Your objective => Will you transcribe all the entries word for word, skipping the pictures they hold?

++++ Data to process

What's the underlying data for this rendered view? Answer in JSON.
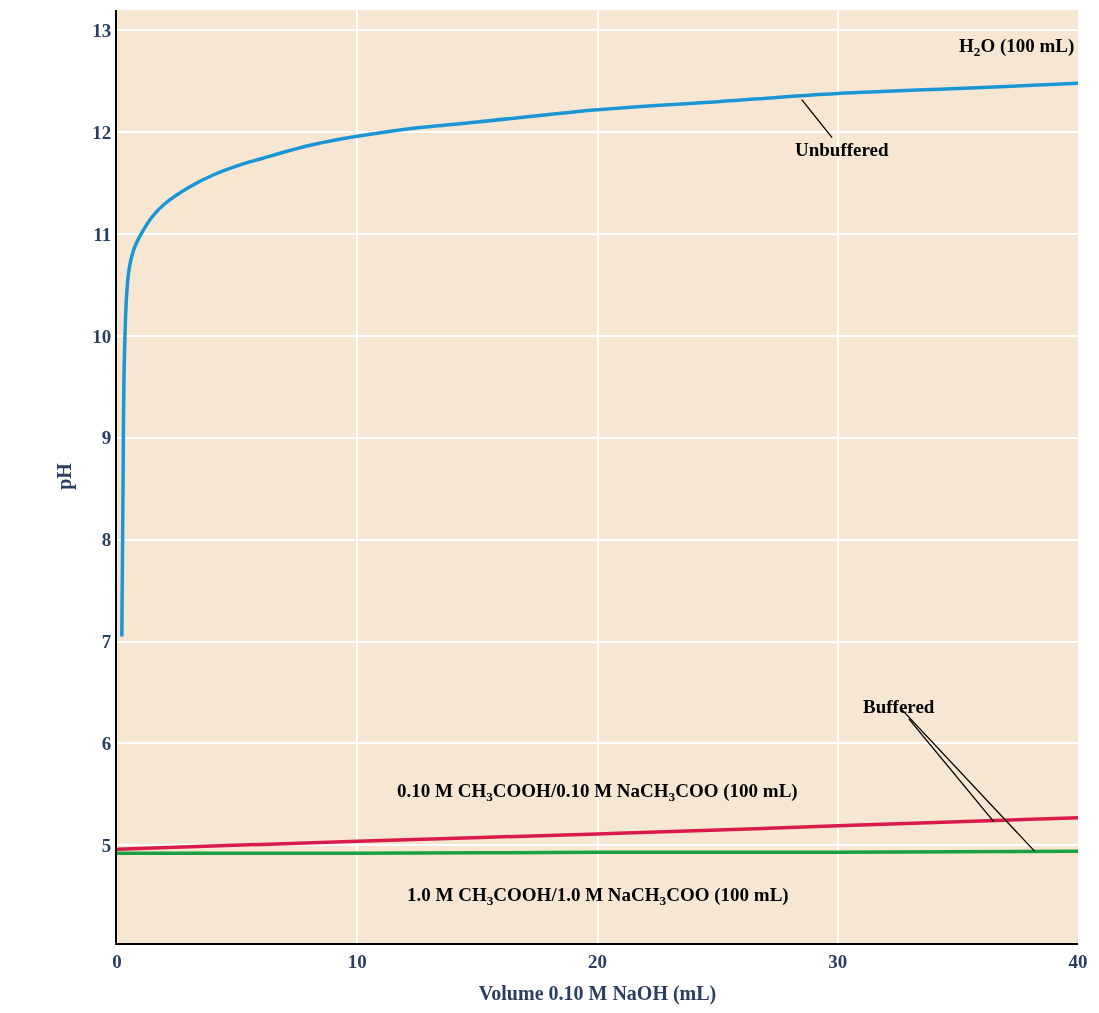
{
  "chart_data": {
    "type": "line",
    "xlabel": "Volume 0.10 M NaOH (mL)",
    "ylabel": "pH",
    "xlim": [
      0,
      40
    ],
    "xticks": [
      0,
      10,
      20,
      30,
      40
    ],
    "ylim": [
      4.04,
      13.2
    ],
    "yticks": [
      5,
      6,
      7,
      8,
      9,
      10,
      11,
      12,
      13
    ],
    "grid": true,
    "legend": false,
    "marker": "none",
    "line_style": "solid",
    "series": [
      {
        "name": "H$_{2}$O (100 mL)",
        "color": "#1a96d4",
        "x": [
          0.2,
          0.25,
          0.3,
          0.4,
          0.5,
          0.7,
          1,
          1.5,
          2,
          3,
          4,
          5,
          6,
          8,
          10,
          12,
          15,
          20,
          25,
          30,
          35,
          40
        ],
        "values": [
          7.05,
          8.5,
          9.7,
          10.4,
          10.65,
          10.85,
          11.0,
          11.18,
          11.3,
          11.46,
          11.58,
          11.67,
          11.74,
          11.87,
          11.96,
          12.03,
          12.1,
          12.22,
          12.3,
          12.38,
          12.43,
          12.48
        ]
      },
      {
        "name": "0.10 M CH$_{3}$COOH/0.10 M NaCH$_{3}$COO (100 mL)",
        "color": "#d81b4a",
        "x": [
          0,
          10,
          20,
          30,
          40
        ],
        "values": [
          4.96,
          5.04,
          5.11,
          5.19,
          5.27
        ]
      },
      {
        "name": "1.0 M CH$_{3}$COOH/1.0 M NaCH$_{3}$COO (100 mL)",
        "color": "#1aa043",
        "x": [
          0,
          10,
          20,
          30,
          40
        ],
        "values": [
          4.92,
          4.92,
          4.93,
          4.93,
          4.94
        ]
      }
    ],
    "annotations": [
      {
        "text": "Unbuffered",
        "x": 28.5,
        "y": 12.32
      },
      {
        "text": "Buffered",
        "x": 36.5,
        "y": 5.23
      }
    ]
  }
}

++++++++

Problem solution =>
What's the underlying data for this rendered view? Answer in JSON.
{
  "chart_data": {
    "type": "line",
    "xlabel": "Volume 0.10 M NaOH (mL)",
    "ylabel": "pH",
    "xlim": [
      0,
      40
    ],
    "xticks": [
      0,
      10,
      20,
      30,
      40
    ],
    "ylim": [
      4.04,
      13.2
    ],
    "yticks": [
      5,
      6,
      7,
      8,
      9,
      10,
      11,
      12,
      13
    ],
    "grid": true,
    "legend": false,
    "marker": "none",
    "line_style": "solid",
    "series": [
      {
        "name": "H$_{2}$O (100 mL)",
        "color": "#1a96d4",
        "x": [
          0.2,
          0.25,
          0.3,
          0.4,
          0.5,
          0.7,
          1,
          1.5,
          2,
          3,
          4,
          5,
          6,
          8,
          10,
          12,
          15,
          20,
          25,
          30,
          35,
          40
        ],
        "values": [
          7.05,
          8.5,
          9.7,
          10.4,
          10.65,
          10.85,
          11.0,
          11.18,
          11.3,
          11.46,
          11.58,
          11.67,
          11.74,
          11.87,
          11.96,
          12.03,
          12.1,
          12.22,
          12.3,
          12.38,
          12.43,
          12.48
        ]
      },
      {
        "name": "0.10 M CH$_{3}$COOH/0.10 M NaCH$_{3}$COO (100 mL)",
        "color": "#d81b4a",
        "x": [
          0,
          10,
          20,
          30,
          40
        ],
        "values": [
          4.96,
          5.04,
          5.11,
          5.19,
          5.27
        ]
      },
      {
        "name": "1.0 M CH$_{3}$COOH/1.0 M NaCH$_{3}$COO (100 mL)",
        "color": "#1aa043",
        "x": [
          0,
          10,
          20,
          30,
          40
        ],
        "values": [
          4.92,
          4.92,
          4.93,
          4.93,
          4.94
        ]
      }
    ],
    "annotations": [
      {
        "text": "Unbuffered",
        "x": 28.5,
        "y": 12.32
      },
      {
        "text": "Buffered",
        "x": 36.5,
        "y": 5.23
      }
    ]
  }
}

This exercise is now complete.